The exercise: Extract every line of the material below and reproduce it faithfully.

■ ■ ■ ■

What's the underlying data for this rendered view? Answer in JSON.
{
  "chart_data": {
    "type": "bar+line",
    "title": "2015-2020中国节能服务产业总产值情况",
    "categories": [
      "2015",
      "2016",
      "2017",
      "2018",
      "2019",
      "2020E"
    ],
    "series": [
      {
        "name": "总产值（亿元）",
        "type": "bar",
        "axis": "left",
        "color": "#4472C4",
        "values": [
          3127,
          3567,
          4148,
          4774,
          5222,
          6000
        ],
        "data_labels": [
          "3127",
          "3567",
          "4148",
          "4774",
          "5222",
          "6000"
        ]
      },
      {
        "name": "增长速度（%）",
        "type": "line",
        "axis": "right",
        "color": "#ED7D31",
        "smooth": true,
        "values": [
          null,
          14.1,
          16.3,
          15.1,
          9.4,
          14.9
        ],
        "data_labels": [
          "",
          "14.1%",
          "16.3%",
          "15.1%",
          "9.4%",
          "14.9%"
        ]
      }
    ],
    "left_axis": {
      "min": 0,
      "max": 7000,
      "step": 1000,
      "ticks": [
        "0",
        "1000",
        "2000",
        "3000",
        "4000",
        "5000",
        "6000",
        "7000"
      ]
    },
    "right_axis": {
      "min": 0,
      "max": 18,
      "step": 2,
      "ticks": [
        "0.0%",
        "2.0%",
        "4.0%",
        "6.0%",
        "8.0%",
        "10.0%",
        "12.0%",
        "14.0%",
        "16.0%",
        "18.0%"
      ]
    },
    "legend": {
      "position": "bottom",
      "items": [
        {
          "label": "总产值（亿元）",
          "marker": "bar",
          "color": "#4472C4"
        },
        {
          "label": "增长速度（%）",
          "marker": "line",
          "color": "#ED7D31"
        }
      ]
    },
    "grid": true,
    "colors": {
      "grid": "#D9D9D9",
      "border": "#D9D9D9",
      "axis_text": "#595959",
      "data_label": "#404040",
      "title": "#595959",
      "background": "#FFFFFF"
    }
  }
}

■ ■ ■ ■

Exercise output:
What's the underlying data for this rendered view? Answer in JSON.
{
  "chart_data": {
    "type": "bar+line",
    "title": "2015-2020中国节能服务产业总产值情况",
    "categories": [
      "2015",
      "2016",
      "2017",
      "2018",
      "2019",
      "2020E"
    ],
    "series": [
      {
        "name": "总产值（亿元）",
        "type": "bar",
        "axis": "left",
        "color": "#4472C4",
        "values": [
          3127,
          3567,
          4148,
          4774,
          5222,
          6000
        ],
        "data_labels": [
          "3127",
          "3567",
          "4148",
          "4774",
          "5222",
          "6000"
        ]
      },
      {
        "name": "增长速度（%）",
        "type": "line",
        "axis": "right",
        "color": "#ED7D31",
        "smooth": true,
        "values": [
          null,
          14.1,
          16.3,
          15.1,
          9.4,
          14.9
        ],
        "data_labels": [
          "",
          "14.1%",
          "16.3%",
          "15.1%",
          "9.4%",
          "14.9%"
        ]
      }
    ],
    "left_axis": {
      "min": 0,
      "max": 7000,
      "step": 1000,
      "ticks": [
        "0",
        "1000",
        "2000",
        "3000",
        "4000",
        "5000",
        "6000",
        "7000"
      ]
    },
    "right_axis": {
      "min": 0,
      "max": 18,
      "step": 2,
      "ticks": [
        "0.0%",
        "2.0%",
        "4.0%",
        "6.0%",
        "8.0%",
        "10.0%",
        "12.0%",
        "14.0%",
        "16.0%",
        "18.0%"
      ]
    },
    "legend": {
      "position": "bottom",
      "items": [
        {
          "label": "总产值（亿元）",
          "marker": "bar",
          "color": "#4472C4"
        },
        {
          "label": "增长速度（%）",
          "marker": "line",
          "color": "#ED7D31"
        }
      ]
    },
    "grid": true,
    "colors": {
      "grid": "#D9D9D9",
      "border": "#D9D9D9",
      "axis_text": "#595959",
      "data_label": "#404040",
      "title": "#595959",
      "background": "#FFFFFF"
    }
  }
}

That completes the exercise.